***** Entries shown

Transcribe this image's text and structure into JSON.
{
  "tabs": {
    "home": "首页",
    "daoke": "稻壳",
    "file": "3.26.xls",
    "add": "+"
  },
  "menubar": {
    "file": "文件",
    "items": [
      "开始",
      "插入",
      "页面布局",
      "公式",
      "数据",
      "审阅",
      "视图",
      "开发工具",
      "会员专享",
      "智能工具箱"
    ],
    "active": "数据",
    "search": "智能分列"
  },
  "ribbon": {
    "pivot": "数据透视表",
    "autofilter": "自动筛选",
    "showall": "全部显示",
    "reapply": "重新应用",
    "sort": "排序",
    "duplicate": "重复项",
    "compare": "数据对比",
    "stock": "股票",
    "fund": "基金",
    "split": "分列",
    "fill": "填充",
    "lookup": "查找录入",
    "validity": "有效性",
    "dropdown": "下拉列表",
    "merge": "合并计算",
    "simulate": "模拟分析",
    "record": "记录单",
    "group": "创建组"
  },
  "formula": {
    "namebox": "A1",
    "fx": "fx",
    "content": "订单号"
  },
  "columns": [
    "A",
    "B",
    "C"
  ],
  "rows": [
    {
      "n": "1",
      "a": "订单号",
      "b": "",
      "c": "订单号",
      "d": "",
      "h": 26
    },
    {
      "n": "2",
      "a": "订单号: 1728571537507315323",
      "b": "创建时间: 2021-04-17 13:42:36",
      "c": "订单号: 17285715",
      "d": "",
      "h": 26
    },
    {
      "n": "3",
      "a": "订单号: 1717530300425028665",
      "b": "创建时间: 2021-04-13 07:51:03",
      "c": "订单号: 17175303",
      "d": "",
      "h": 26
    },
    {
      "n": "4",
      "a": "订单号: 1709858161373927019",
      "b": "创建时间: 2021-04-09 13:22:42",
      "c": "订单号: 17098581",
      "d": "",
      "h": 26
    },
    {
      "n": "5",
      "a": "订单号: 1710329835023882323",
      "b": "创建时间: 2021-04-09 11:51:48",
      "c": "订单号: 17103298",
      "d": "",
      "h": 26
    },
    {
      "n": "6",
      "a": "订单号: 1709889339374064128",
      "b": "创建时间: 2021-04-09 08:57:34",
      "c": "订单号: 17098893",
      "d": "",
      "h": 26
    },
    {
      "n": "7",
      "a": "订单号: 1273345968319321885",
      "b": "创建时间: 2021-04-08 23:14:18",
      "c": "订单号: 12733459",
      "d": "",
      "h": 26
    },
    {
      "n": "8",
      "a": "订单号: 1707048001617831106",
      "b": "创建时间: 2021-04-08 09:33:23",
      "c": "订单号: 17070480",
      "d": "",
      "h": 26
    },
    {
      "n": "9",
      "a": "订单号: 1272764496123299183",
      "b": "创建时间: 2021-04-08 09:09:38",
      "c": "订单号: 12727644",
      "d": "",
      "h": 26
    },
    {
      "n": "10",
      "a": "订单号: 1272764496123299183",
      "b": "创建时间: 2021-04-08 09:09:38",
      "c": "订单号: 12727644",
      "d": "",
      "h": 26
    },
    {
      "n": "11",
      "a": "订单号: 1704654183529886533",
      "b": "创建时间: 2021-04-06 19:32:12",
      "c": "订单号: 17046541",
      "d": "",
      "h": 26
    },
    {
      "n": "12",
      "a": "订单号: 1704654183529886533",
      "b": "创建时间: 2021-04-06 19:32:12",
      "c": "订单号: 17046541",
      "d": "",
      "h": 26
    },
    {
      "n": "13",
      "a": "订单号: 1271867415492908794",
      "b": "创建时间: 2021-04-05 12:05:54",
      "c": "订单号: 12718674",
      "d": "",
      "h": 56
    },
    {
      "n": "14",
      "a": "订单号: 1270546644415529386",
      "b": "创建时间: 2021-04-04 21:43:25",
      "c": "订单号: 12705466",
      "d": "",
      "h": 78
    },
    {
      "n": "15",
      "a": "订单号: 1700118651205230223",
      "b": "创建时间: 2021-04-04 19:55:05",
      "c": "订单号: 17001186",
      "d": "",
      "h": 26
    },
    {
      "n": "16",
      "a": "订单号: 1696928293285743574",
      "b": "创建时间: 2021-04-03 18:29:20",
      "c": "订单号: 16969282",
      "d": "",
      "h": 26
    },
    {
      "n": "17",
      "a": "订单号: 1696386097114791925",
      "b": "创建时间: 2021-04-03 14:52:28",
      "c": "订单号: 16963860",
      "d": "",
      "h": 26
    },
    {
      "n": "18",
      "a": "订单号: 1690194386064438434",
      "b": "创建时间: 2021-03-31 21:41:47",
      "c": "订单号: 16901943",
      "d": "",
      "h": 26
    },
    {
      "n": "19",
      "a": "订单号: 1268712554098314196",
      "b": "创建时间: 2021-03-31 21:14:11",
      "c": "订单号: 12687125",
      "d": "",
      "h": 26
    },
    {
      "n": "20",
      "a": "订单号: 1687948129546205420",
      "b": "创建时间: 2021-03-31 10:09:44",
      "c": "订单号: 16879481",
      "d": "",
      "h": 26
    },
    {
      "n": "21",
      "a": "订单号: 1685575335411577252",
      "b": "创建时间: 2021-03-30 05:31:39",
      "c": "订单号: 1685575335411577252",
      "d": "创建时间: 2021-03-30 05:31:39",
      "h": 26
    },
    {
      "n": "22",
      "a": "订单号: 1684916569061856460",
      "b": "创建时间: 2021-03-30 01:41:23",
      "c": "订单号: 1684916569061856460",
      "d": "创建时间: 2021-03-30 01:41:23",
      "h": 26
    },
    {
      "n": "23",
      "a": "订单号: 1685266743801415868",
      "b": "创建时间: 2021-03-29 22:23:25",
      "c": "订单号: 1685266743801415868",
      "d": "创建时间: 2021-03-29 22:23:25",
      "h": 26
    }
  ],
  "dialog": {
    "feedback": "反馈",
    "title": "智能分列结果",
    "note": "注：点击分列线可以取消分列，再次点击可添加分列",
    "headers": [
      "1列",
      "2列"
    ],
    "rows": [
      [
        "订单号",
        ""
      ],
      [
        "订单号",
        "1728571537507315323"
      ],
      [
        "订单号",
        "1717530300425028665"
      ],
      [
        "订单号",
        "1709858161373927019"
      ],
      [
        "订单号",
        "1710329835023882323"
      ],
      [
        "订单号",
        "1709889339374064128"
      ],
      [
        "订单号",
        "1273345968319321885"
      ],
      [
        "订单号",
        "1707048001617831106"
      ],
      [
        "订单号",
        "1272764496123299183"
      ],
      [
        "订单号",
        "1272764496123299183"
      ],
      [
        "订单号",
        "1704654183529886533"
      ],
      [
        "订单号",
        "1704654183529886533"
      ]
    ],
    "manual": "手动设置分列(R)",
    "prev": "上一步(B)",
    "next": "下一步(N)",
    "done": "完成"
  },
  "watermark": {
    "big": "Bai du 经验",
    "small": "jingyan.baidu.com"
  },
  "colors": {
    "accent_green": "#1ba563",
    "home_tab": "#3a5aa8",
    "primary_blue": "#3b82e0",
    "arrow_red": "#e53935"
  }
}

**********

What you will do: Return the listing above word for word.

The response:
Transcribe this image's text and structure into JSON.
{
  "tabs": {
    "home": "首页",
    "daoke": "稻壳",
    "file": "3.26.xls",
    "add": "+"
  },
  "menubar": {
    "file": "文件",
    "items": [
      "开始",
      "插入",
      "页面布局",
      "公式",
      "数据",
      "审阅",
      "视图",
      "开发工具",
      "会员专享",
      "智能工具箱"
    ],
    "active": "数据",
    "search": "智能分列"
  },
  "ribbon": {
    "pivot": "数据透视表",
    "autofilter": "自动筛选",
    "showall": "全部显示",
    "reapply": "重新应用",
    "sort": "排序",
    "duplicate": "重复项",
    "compare": "数据对比",
    "stock": "股票",
    "fund": "基金",
    "split": "分列",
    "fill": "填充",
    "lookup": "查找录入",
    "validity": "有效性",
    "dropdown": "下拉列表",
    "merge": "合并计算",
    "simulate": "模拟分析",
    "record": "记录单",
    "group": "创建组"
  },
  "formula": {
    "namebox": "A1",
    "fx": "fx",
    "content": "订单号"
  },
  "columns": [
    "A",
    "B",
    "C"
  ],
  "rows": [
    {
      "n": "1",
      "a": "订单号",
      "b": "",
      "c": "订单号",
      "d": "",
      "h": 26
    },
    {
      "n": "2",
      "a": "订单号: 1728571537507315323",
      "b": "创建时间: 2021-04-17 13:42:36",
      "c": "订单号: 17285715",
      "d": "",
      "h": 26
    },
    {
      "n": "3",
      "a": "订单号: 1717530300425028665",
      "b": "创建时间: 2021-04-13 07:51:03",
      "c": "订单号: 17175303",
      "d": "",
      "h": 26
    },
    {
      "n": "4",
      "a": "订单号: 1709858161373927019",
      "b": "创建时间: 2021-04-09 13:22:42",
      "c": "订单号: 17098581",
      "d": "",
      "h": 26
    },
    {
      "n": "5",
      "a": "订单号: 1710329835023882323",
      "b": "创建时间: 2021-04-09 11:51:48",
      "c": "订单号: 17103298",
      "d": "",
      "h": 26
    },
    {
      "n": "6",
      "a": "订单号: 1709889339374064128",
      "b": "创建时间: 2021-04-09 08:57:34",
      "c": "订单号: 17098893",
      "d": "",
      "h": 26
    },
    {
      "n": "7",
      "a": "订单号: 1273345968319321885",
      "b": "创建时间: 2021-04-08 23:14:18",
      "c": "订单号: 12733459",
      "d": "",
      "h": 26
    },
    {
      "n": "8",
      "a": "订单号: 1707048001617831106",
      "b": "创建时间: 2021-04-08 09:33:23",
      "c": "订单号: 17070480",
      "d": "",
      "h": 26
    },
    {
      "n": "9",
      "a": "订单号: 1272764496123299183",
      "b": "创建时间: 2021-04-08 09:09:38",
      "c": "订单号: 12727644",
      "d": "",
      "h": 26
    },
    {
      "n": "10",
      "a": "订单号: 1272764496123299183",
      "b": "创建时间: 2021-04-08 09:09:38",
      "c": "订单号: 12727644",
      "d": "",
      "h": 26
    },
    {
      "n": "11",
      "a": "订单号: 1704654183529886533",
      "b": "创建时间: 2021-04-06 19:32:12",
      "c": "订单号: 17046541",
      "d": "",
      "h": 26
    },
    {
      "n": "12",
      "a": "订单号: 1704654183529886533",
      "b": "创建时间: 2021-04-06 19:32:12",
      "c": "订单号: 17046541",
      "d": "",
      "h": 26
    },
    {
      "n": "13",
      "a": "订单号: 1271867415492908794",
      "b": "创建时间: 2021-04-05 12:05:54",
      "c": "订单号: 12718674",
      "d": "",
      "h": 56
    },
    {
      "n": "14",
      "a": "订单号: 1270546644415529386",
      "b": "创建时间: 2021-04-04 21:43:25",
      "c": "订单号: 12705466",
      "d": "",
      "h": 78
    },
    {
      "n": "15",
      "a": "订单号: 1700118651205230223",
      "b": "创建时间: 2021-04-04 19:55:05",
      "c": "订单号: 17001186",
      "d": "",
      "h": 26
    },
    {
      "n": "16",
      "a": "订单号: 1696928293285743574",
      "b": "创建时间: 2021-04-03 18:29:20",
      "c": "订单号: 16969282",
      "d": "",
      "h": 26
    },
    {
      "n": "17",
      "a": "订单号: 1696386097114791925",
      "b": "创建时间: 2021-04-03 14:52:28",
      "c": "订单号: 16963860",
      "d": "",
      "h": 26
    },
    {
      "n": "18",
      "a": "订单号: 1690194386064438434",
      "b": "创建时间: 2021-03-31 21:41:47",
      "c": "订单号: 16901943",
      "d": "",
      "h": 26
    },
    {
      "n": "19",
      "a": "订单号: 1268712554098314196",
      "b": "创建时间: 2021-03-31 21:14:11",
      "c": "订单号: 12687125",
      "d": "",
      "h": 26
    },
    {
      "n": "20",
      "a": "订单号: 1687948129546205420",
      "b": "创建时间: 2021-03-31 10:09:44",
      "c": "订单号: 16879481",
      "d": "",
      "h": 26
    },
    {
      "n": "21",
      "a": "订单号: 1685575335411577252",
      "b": "创建时间: 2021-03-30 05:31:39",
      "c": "订单号: 1685575335411577252",
      "d": "创建时间: 2021-03-30 05:31:39",
      "h": 26
    },
    {
      "n": "22",
      "a": "订单号: 1684916569061856460",
      "b": "创建时间: 2021-03-30 01:41:23",
      "c": "订单号: 1684916569061856460",
      "d": "创建时间: 2021-03-30 01:41:23",
      "h": 26
    },
    {
      "n": "23",
      "a": "订单号: 1685266743801415868",
      "b": "创建时间: 2021-03-29 22:23:25",
      "c": "订单号: 1685266743801415868",
      "d": "创建时间: 2021-03-29 22:23:25",
      "h": 26
    }
  ],
  "dialog": {
    "feedback": "反馈",
    "title": "智能分列结果",
    "note": "注：点击分列线可以取消分列，再次点击可添加分列",
    "headers": [
      "1列",
      "2列"
    ],
    "rows": [
      [
        "订单号",
        ""
      ],
      [
        "订单号",
        "1728571537507315323"
      ],
      [
        "订单号",
        "1717530300425028665"
      ],
      [
        "订单号",
        "1709858161373927019"
      ],
      [
        "订单号",
        "1710329835023882323"
      ],
      [
        "订单号",
        "1709889339374064128"
      ],
      [
        "订单号",
        "1273345968319321885"
      ],
      [
        "订单号",
        "1707048001617831106"
      ],
      [
        "订单号",
        "1272764496123299183"
      ],
      [
        "订单号",
        "1272764496123299183"
      ],
      [
        "订单号",
        "1704654183529886533"
      ],
      [
        "订单号",
        "1704654183529886533"
      ]
    ],
    "manual": "手动设置分列(R)",
    "prev": "上一步(B)",
    "next": "下一步(N)",
    "done": "完成"
  },
  "watermark": {
    "big": "Bai du 经验",
    "small": "jingyan.baidu.com"
  },
  "colors": {
    "accent_green": "#1ba563",
    "home_tab": "#3a5aa8",
    "primary_blue": "#3b82e0",
    "arrow_red": "#e53935"
  }
}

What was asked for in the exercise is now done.